[Description of the task]
Where a line contains the word "name", copy that line.

==== Listing ====

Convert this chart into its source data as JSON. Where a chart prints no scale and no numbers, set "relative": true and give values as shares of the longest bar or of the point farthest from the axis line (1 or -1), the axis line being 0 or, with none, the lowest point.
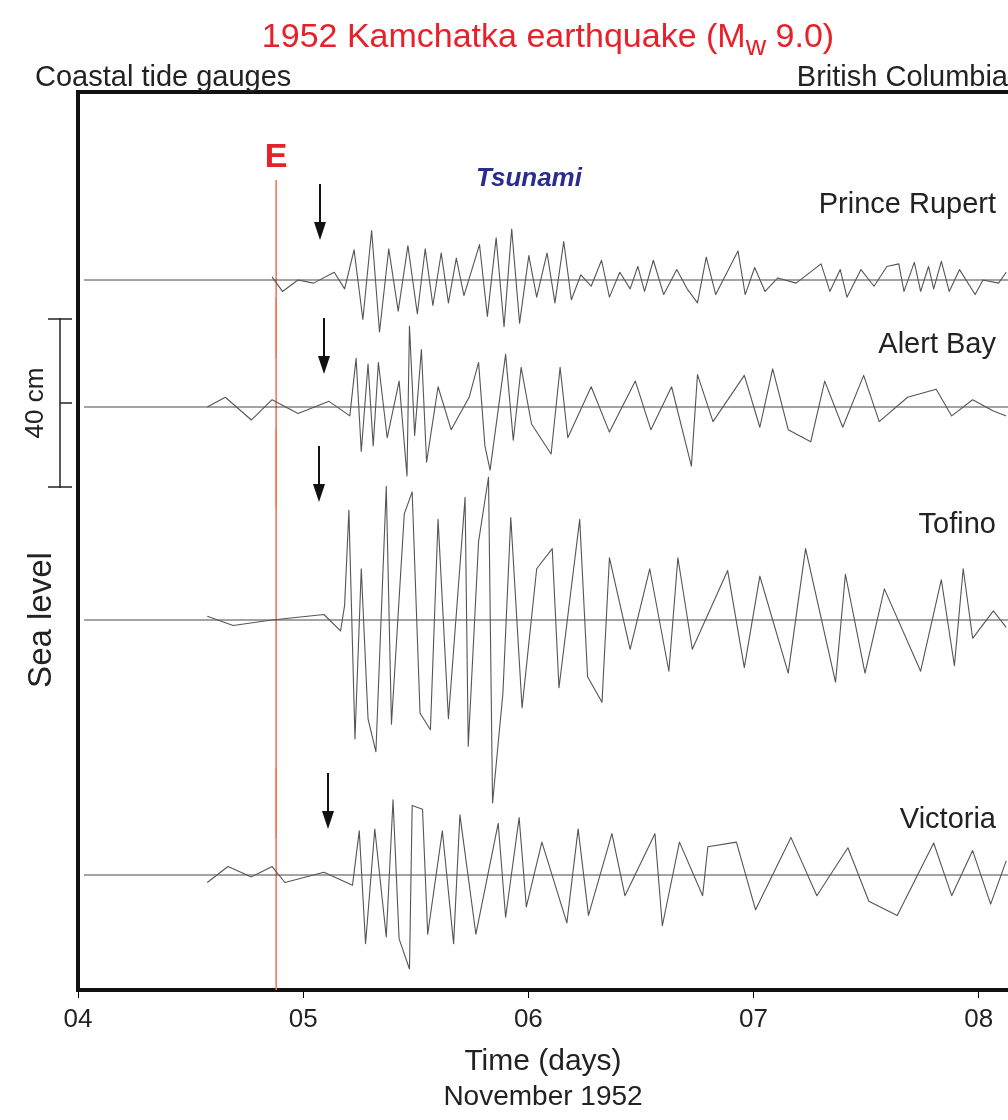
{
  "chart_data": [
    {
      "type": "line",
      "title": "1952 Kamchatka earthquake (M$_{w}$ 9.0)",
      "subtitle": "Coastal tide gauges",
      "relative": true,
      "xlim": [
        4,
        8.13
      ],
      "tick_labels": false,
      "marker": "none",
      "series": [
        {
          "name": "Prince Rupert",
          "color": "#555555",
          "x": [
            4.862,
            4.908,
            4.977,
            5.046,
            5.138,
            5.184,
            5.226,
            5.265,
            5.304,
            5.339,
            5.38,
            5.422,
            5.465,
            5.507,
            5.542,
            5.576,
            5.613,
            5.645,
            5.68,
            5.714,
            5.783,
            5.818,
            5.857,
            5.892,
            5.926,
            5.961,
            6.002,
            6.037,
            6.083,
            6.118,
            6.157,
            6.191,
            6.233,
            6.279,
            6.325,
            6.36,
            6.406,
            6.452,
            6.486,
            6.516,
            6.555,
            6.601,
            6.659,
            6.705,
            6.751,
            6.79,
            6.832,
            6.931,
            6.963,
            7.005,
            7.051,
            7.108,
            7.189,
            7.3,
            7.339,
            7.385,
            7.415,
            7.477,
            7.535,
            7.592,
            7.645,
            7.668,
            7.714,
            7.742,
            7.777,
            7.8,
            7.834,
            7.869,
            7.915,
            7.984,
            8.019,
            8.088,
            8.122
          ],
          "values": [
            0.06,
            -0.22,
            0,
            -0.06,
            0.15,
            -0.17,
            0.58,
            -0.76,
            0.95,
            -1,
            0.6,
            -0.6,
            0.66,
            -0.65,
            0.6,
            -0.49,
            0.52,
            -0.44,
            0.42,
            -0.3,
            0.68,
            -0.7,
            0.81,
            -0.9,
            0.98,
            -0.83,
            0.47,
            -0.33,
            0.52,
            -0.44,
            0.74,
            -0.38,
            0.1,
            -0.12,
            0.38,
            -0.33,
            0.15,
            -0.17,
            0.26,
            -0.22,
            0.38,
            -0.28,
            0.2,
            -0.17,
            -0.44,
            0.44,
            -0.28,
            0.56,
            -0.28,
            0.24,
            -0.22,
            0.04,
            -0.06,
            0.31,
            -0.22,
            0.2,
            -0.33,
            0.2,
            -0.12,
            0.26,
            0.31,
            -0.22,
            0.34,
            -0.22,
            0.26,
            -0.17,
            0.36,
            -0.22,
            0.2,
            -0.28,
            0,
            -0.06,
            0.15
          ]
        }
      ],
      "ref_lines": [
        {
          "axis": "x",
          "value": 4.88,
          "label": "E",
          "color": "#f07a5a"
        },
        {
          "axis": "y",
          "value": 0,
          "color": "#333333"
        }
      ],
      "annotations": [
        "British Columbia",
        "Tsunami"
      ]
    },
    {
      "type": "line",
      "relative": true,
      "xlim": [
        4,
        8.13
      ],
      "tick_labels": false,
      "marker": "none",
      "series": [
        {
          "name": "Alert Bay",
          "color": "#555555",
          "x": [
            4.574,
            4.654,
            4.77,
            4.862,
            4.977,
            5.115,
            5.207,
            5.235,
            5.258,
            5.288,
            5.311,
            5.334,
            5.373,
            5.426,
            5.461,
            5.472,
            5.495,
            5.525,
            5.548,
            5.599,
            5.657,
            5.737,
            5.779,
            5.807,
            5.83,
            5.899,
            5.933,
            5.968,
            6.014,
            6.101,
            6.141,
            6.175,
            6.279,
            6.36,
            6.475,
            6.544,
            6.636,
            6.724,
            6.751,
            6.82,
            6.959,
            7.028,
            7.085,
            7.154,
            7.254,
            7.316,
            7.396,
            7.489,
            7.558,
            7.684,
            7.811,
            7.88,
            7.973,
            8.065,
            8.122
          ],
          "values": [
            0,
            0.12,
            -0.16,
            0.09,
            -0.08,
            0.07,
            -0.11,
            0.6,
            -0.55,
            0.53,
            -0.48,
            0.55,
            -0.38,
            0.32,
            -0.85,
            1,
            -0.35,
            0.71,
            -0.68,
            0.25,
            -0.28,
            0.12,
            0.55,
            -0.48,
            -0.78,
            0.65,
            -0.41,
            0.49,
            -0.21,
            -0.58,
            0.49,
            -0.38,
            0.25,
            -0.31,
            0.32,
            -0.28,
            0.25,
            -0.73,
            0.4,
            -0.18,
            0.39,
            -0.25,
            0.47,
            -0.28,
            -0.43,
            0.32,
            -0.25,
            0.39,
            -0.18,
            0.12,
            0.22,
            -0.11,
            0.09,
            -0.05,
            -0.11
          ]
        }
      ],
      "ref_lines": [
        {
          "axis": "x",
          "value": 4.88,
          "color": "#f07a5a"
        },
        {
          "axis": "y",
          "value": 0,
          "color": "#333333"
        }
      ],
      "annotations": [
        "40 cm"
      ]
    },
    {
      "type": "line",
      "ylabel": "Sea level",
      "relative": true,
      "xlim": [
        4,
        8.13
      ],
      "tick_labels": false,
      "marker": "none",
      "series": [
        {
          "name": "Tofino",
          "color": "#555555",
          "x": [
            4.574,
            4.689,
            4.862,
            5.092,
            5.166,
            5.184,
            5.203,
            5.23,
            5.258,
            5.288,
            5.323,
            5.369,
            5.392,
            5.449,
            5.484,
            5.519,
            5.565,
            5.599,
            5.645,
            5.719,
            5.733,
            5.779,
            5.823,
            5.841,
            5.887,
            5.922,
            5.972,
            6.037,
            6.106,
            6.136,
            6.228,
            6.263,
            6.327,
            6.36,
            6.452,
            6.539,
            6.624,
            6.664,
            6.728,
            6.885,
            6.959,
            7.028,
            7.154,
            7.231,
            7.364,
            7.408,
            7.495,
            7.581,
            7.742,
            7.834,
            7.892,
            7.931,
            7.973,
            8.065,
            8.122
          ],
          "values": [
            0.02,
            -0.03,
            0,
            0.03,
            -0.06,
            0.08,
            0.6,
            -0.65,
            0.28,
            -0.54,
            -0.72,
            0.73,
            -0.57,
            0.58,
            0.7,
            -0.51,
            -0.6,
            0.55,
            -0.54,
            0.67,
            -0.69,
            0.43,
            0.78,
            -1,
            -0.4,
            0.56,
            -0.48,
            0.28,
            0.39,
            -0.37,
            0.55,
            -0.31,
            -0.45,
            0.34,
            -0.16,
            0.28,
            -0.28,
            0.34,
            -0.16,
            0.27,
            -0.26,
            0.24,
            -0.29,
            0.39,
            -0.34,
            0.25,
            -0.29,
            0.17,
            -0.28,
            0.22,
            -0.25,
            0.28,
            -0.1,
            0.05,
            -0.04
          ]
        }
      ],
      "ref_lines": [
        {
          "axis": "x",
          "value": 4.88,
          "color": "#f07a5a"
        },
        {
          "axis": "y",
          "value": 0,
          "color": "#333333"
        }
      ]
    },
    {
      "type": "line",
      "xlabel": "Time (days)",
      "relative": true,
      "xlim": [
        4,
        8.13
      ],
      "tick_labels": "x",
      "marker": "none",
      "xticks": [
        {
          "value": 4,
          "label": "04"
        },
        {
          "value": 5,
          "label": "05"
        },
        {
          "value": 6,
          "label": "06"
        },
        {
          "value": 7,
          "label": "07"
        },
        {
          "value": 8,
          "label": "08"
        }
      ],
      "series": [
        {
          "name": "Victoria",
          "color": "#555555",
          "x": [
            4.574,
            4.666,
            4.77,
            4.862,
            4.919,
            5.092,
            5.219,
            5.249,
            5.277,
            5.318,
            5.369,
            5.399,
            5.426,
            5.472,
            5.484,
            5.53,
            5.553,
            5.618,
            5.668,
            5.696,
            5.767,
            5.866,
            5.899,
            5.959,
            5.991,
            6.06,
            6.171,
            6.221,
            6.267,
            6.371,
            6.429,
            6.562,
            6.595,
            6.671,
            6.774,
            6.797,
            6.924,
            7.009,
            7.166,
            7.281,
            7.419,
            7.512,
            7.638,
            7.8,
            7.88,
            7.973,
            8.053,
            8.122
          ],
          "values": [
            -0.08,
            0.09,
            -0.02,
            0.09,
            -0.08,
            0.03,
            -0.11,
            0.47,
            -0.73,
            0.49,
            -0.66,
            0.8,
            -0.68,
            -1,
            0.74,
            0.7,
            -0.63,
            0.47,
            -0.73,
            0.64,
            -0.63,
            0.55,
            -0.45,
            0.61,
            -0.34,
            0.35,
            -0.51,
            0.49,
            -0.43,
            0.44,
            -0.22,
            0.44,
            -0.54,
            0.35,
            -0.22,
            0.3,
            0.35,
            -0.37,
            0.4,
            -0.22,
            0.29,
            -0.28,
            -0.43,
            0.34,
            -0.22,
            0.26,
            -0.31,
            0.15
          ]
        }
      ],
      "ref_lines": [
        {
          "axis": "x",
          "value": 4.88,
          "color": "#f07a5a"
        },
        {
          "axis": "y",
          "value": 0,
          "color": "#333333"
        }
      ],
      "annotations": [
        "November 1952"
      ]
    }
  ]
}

====
==== Listing ====

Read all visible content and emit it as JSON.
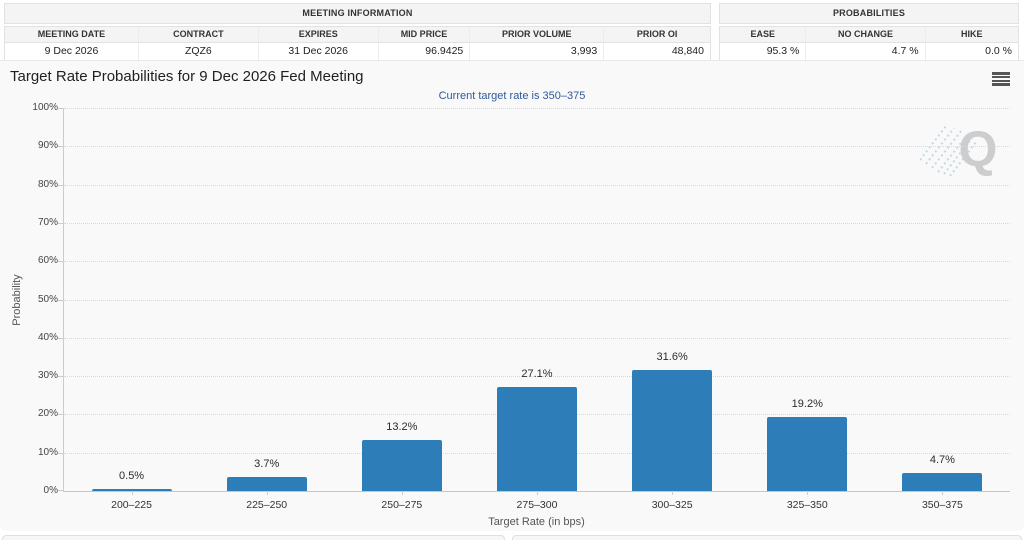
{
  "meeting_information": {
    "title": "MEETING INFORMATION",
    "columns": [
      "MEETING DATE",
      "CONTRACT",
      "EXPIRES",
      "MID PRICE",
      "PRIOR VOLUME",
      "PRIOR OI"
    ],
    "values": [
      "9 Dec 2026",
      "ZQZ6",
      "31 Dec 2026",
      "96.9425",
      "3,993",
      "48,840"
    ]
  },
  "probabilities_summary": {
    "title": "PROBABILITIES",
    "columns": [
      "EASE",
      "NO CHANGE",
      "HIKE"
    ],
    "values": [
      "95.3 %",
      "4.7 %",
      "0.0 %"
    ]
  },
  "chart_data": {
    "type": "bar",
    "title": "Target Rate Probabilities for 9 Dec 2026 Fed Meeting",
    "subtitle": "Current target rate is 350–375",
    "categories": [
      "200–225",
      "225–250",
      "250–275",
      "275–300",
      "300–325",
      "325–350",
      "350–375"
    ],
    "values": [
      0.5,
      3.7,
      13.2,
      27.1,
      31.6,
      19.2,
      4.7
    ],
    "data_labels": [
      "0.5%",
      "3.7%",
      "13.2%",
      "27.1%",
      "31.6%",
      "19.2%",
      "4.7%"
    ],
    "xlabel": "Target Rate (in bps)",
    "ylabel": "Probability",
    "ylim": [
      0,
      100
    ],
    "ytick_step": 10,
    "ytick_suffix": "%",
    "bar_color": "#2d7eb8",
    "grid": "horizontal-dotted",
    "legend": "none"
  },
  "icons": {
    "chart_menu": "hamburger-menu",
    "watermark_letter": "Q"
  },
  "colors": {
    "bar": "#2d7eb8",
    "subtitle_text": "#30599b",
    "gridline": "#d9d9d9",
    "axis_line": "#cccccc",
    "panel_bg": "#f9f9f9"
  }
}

====

[Correct result]
          "name": "Prince Rupert",
          "name": "Alert Bay",
          "name": "Tofino",
          "name": "Victoria",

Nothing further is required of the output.